** START Listed records **

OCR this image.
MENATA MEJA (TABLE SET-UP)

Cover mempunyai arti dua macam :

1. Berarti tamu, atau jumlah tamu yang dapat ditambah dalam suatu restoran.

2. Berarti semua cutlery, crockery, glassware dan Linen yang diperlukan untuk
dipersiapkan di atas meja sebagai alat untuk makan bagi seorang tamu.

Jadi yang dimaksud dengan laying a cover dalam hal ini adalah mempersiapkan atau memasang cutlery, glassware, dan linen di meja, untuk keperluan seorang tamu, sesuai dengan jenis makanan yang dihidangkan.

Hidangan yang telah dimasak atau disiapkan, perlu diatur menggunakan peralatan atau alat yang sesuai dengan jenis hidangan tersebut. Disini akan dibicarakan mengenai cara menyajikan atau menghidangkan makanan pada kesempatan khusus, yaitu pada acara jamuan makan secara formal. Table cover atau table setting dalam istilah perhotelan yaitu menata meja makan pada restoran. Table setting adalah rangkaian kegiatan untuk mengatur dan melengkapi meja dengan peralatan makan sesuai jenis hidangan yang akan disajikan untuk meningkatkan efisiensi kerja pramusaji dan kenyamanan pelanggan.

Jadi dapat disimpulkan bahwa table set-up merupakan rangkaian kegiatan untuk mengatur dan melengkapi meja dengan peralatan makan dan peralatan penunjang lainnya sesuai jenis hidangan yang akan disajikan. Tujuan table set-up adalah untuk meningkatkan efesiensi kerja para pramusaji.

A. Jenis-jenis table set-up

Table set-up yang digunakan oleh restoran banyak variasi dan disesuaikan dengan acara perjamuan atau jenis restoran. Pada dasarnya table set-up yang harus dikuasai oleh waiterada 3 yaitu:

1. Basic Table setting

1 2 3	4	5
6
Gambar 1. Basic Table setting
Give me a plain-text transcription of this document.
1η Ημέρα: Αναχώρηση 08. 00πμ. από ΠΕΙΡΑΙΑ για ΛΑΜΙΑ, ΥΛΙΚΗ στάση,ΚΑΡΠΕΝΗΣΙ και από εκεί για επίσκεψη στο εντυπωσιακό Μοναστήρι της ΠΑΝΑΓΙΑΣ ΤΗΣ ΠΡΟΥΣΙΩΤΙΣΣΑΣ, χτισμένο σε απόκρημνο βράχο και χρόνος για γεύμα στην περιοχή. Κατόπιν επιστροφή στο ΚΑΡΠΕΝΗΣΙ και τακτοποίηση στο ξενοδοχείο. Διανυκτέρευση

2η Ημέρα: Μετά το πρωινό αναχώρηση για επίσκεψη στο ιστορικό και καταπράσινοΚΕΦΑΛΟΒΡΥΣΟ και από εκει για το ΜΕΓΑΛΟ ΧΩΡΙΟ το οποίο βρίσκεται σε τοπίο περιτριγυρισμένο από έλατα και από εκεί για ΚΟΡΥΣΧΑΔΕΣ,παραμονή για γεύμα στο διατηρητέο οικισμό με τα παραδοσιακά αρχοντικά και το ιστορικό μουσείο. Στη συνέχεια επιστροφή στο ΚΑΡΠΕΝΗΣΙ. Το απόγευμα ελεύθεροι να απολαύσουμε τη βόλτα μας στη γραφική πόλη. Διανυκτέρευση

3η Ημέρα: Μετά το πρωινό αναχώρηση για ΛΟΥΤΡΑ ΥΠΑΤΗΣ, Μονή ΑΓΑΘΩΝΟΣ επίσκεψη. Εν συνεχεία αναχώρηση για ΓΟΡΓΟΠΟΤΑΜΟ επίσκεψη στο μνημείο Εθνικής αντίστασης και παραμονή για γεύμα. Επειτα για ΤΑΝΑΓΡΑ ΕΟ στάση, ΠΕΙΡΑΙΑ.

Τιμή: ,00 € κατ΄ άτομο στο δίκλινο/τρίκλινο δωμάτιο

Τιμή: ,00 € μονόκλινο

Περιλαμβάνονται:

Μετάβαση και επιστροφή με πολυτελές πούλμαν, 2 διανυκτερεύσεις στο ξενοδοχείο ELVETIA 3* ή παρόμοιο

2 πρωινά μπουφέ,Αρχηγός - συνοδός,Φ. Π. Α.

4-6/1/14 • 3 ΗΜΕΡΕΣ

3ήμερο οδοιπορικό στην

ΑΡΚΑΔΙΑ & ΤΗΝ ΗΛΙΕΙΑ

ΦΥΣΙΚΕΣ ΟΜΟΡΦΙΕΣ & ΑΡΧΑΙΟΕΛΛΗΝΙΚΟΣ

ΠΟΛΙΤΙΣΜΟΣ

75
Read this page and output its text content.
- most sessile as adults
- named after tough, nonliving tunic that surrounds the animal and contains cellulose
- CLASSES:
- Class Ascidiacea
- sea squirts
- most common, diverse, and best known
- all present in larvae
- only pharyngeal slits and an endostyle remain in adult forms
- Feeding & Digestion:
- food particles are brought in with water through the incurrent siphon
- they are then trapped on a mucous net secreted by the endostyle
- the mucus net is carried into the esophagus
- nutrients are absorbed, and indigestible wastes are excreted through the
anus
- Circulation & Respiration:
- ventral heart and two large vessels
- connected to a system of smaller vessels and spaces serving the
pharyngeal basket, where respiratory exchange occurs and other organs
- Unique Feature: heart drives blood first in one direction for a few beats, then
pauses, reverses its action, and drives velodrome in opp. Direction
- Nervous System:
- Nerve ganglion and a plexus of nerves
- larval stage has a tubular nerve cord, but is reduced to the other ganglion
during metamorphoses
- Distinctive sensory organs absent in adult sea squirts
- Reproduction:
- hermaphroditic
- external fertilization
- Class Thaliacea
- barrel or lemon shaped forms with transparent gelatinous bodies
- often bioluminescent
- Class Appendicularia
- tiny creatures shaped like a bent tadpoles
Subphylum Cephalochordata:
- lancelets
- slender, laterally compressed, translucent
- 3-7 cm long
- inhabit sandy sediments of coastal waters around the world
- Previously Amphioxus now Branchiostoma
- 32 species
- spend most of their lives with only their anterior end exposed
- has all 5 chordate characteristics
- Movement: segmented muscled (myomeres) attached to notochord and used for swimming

** END Listed records **

[Work required]
Reply with the number of lines in the material above that contain "Διανυκτέρευση", and nothing more.

[Result below]
2